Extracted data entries
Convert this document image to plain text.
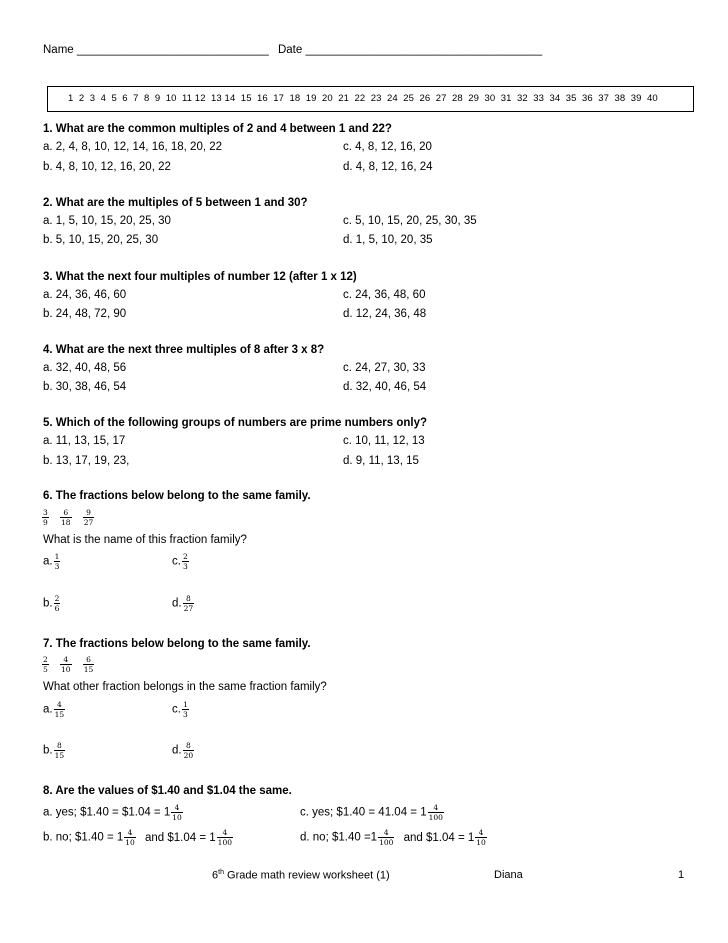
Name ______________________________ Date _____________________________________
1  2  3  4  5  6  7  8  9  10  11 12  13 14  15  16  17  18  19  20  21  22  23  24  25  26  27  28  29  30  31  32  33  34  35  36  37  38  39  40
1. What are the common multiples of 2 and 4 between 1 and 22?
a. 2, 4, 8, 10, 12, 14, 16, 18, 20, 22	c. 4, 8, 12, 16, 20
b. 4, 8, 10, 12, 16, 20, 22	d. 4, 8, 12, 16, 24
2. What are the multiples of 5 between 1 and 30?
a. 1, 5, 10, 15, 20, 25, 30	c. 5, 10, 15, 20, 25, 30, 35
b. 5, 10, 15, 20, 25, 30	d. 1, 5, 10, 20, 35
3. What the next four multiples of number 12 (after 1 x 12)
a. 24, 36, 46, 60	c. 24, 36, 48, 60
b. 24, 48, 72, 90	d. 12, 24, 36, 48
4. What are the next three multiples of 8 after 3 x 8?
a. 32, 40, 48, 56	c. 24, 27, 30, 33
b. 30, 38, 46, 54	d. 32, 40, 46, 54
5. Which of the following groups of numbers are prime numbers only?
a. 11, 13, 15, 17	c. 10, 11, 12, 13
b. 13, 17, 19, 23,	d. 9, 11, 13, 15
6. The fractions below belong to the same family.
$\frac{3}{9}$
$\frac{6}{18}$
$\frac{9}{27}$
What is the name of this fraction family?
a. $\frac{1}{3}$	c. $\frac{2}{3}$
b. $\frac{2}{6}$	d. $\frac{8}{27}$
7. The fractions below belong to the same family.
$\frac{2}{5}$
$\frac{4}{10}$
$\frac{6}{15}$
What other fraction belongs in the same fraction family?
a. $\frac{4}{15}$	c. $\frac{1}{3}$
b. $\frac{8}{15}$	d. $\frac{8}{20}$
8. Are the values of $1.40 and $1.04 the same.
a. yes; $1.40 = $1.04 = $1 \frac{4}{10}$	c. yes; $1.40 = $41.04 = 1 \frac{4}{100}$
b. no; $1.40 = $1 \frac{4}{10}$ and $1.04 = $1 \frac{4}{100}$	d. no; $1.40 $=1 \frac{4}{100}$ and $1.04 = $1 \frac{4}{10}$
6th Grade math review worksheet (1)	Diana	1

| Problem statement |
Leave images out of the retyped records; keep all else exact.

| Expected output |
Convert this document image to plain text.
Name ______________________________ Date _____________________________________
1  2  3  4  5  6  7  8  9  10  11 12  13 14  15  16  17  18  19  20  21  22  23  24  25  26  27  28  29  30  31  32  33  34  35  36  37  38  39  40
1. What are the common multiples of 2 and 4 between 1 and 22?
a. 2, 4, 8, 10, 12, 14, 16, 18, 20, 22	c. 4, 8, 12, 16, 20
b. 4, 8, 10, 12, 16, 20, 22	d. 4, 8, 12, 16, 24
2. What are the multiples of 5 between 1 and 30?
a. 1, 5, 10, 15, 20, 25, 30	c. 5, 10, 15, 20, 25, 30, 35
b. 5, 10, 15, 20, 25, 30	d. 1, 5, 10, 20, 35
3. What the next four multiples of number 12 (after 1 x 12)
a. 24, 36, 46, 60	c. 24, 36, 48, 60
b. 24, 48, 72, 90	d. 12, 24, 36, 48
4. What are the next three multiples of 8 after 3 x 8?
a. 32, 40, 48, 56	c. 24, 27, 30, 33
b. 30, 38, 46, 54	d. 32, 40, 46, 54
5. Which of the following groups of numbers are prime numbers only?
a. 11, 13, 15, 17	c. 10, 11, 12, 13
b. 13, 17, 19, 23,	d. 9, 11, 13, 15
6. The fractions below belong to the same family.
$\frac{3}{9}$
$\frac{6}{18}$
$\frac{9}{27}$
What is the name of this fraction family?
a. $\frac{1}{3}$	c. $\frac{2}{3}$
b. $\frac{2}{6}$	d. $\frac{8}{27}$
7. The fractions below belong to the same family.
$\frac{2}{5}$
$\frac{4}{10}$
$\frac{6}{15}$
What other fraction belongs in the same fraction family?
a. $\frac{4}{15}$	c. $\frac{1}{3}$
b. $\frac{8}{15}$	d. $\frac{8}{20}$
8. Are the values of $1.40 and $1.04 the same.
a. yes; $1.40 = $1.04 = $1 \frac{4}{10}$	c. yes; $1.40 = $41.04 = 1 \frac{4}{100}$
b. no; $1.40 = $1 \frac{4}{10}$ and $1.04 = $1 \frac{4}{100}$	d. no; $1.40 $=1 \frac{4}{100}$ and $1.04 = $1 \frac{4}{10}$
6th Grade math review worksheet (1)	Diana	1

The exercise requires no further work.